PROBLEM:
The listing below must be repeated word for word, with its images excluded.

MATERIAL FOR THIS TASK:

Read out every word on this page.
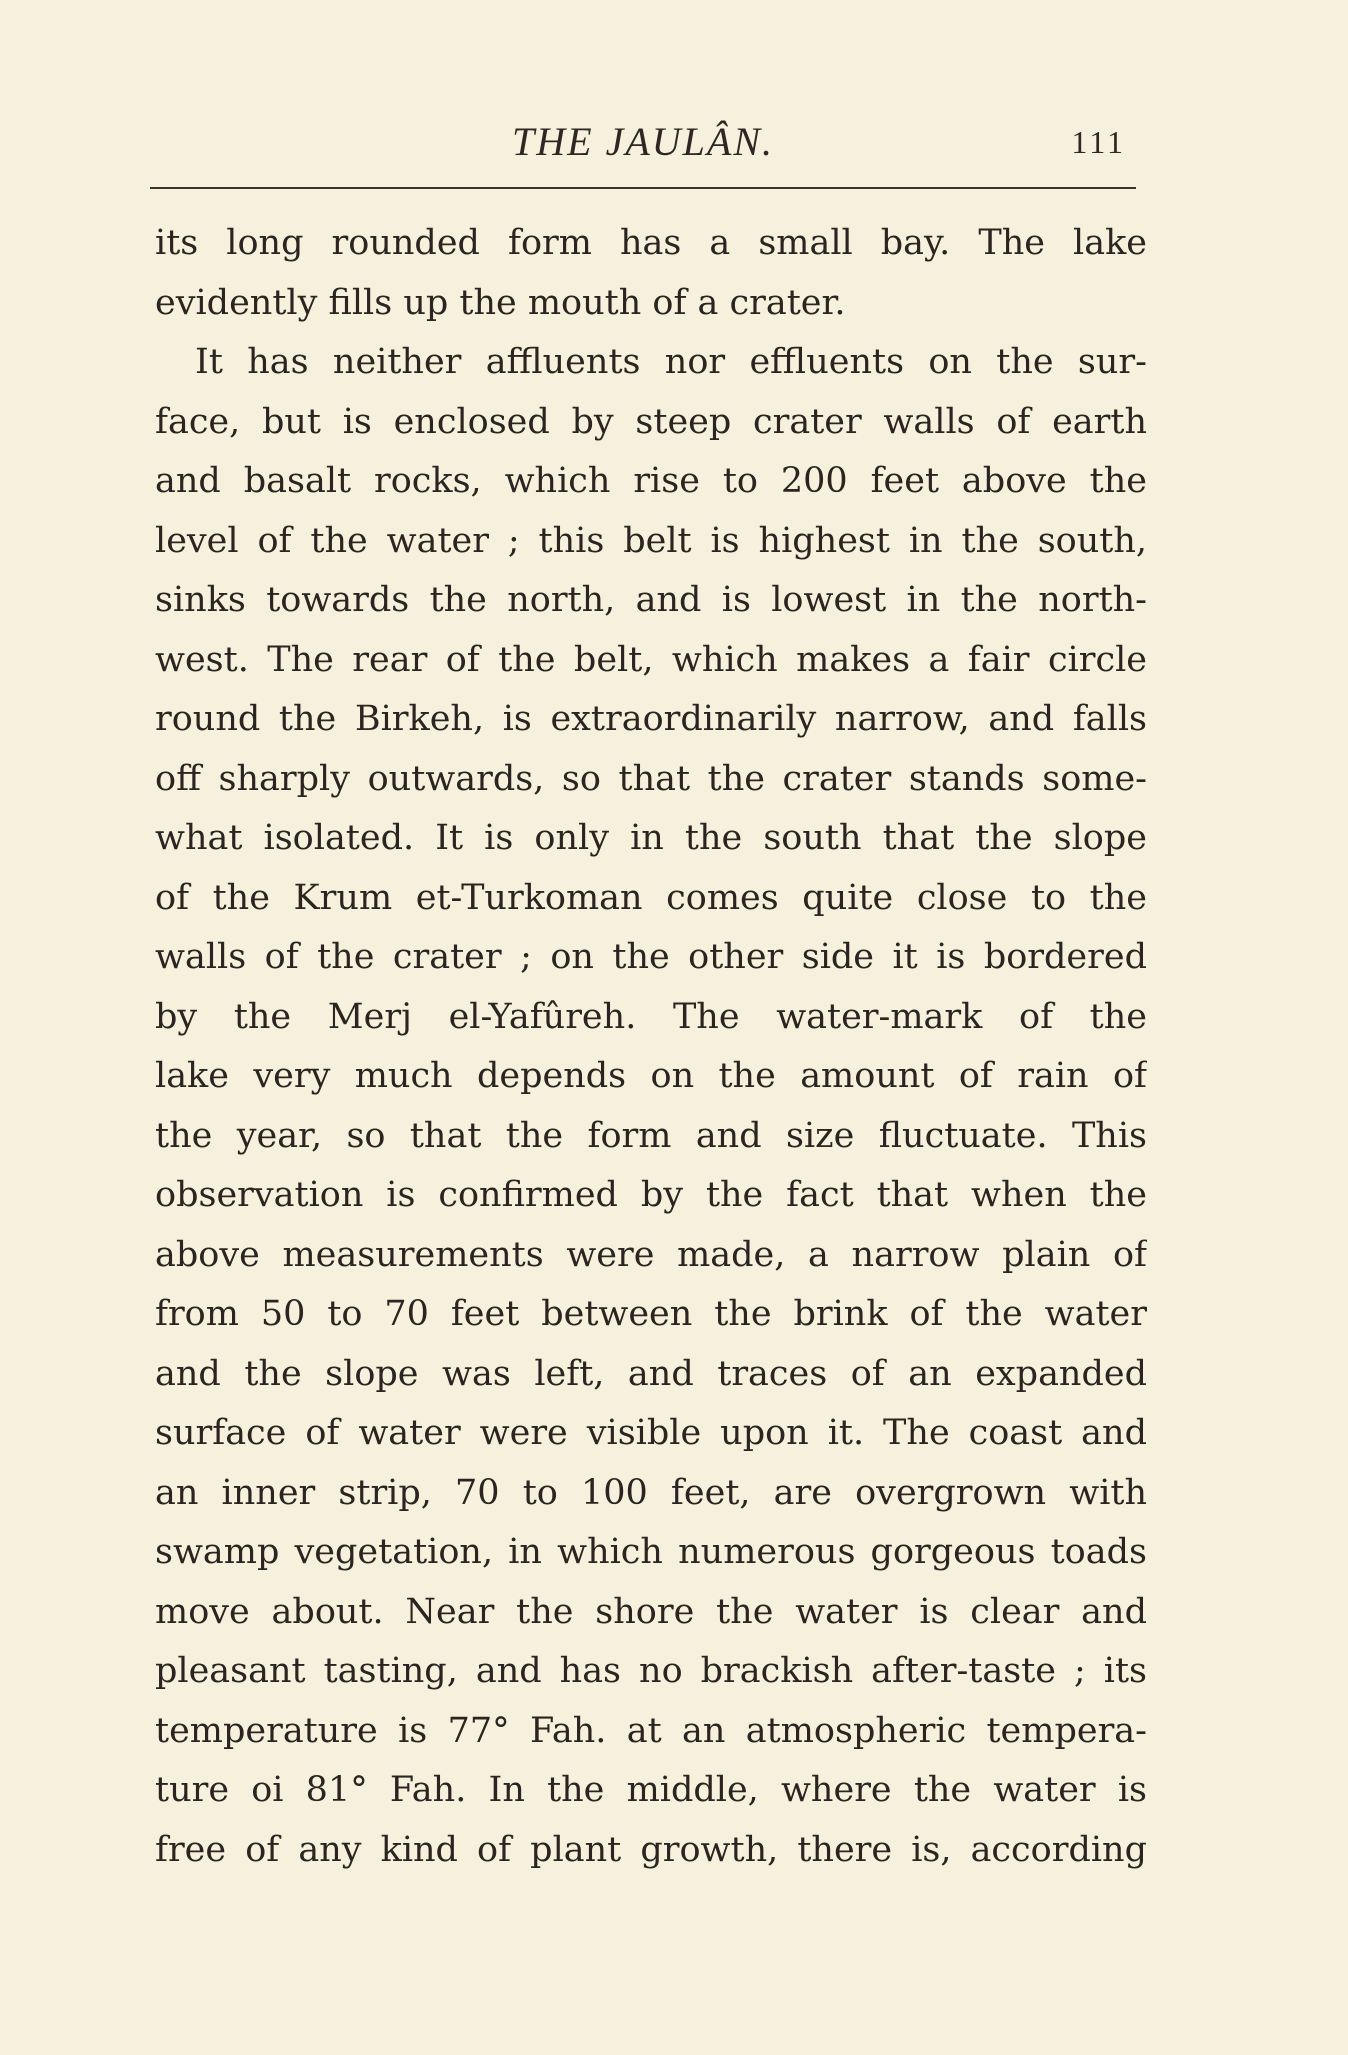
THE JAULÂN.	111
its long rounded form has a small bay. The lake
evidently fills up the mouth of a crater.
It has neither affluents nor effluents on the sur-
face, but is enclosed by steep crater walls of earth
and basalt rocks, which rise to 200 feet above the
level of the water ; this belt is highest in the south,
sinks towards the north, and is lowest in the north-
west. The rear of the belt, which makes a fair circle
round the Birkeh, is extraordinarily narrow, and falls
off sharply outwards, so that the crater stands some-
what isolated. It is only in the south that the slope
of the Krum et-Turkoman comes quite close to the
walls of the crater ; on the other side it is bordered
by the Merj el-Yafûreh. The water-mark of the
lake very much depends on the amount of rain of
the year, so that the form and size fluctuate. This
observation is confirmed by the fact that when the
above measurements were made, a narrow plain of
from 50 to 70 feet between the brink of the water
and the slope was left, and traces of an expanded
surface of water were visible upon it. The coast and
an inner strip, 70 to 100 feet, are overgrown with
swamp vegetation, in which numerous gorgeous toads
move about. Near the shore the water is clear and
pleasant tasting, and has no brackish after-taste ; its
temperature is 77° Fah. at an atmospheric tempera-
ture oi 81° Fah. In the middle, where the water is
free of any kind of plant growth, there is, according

WRITTEN ANSWER:
Read out every word on this page.
THE JAULÂN.	111
its long rounded form has a small bay. The lake
evidently fills up the mouth of a crater.
It has neither affluents nor effluents on the sur-
face, but is enclosed by steep crater walls of earth
and basalt rocks, which rise to 200 feet above the
level of the water ; this belt is highest in the south,
sinks towards the north, and is lowest in the north-
west. The rear of the belt, which makes a fair circle
round the Birkeh, is extraordinarily narrow, and falls
off sharply outwards, so that the crater stands some-
what isolated. It is only in the south that the slope
of the Krum et-Turkoman comes quite close to the
walls of the crater ; on the other side it is bordered
by the Merj el-Yafûreh. The water-mark of the
lake very much depends on the amount of rain of
the year, so that the form and size fluctuate. This
observation is confirmed by the fact that when the
above measurements were made, a narrow plain of
from 50 to 70 feet between the brink of the water
and the slope was left, and traces of an expanded
surface of water were visible upon it. The coast and
an inner strip, 70 to 100 feet, are overgrown with
swamp vegetation, in which numerous gorgeous toads
move about. Near the shore the water is clear and
pleasant tasting, and has no brackish after-taste ; its
temperature is 77° Fah. at an atmospheric tempera-
ture oi 81° Fah. In the middle, where the water is
free of any kind of plant growth, there is, according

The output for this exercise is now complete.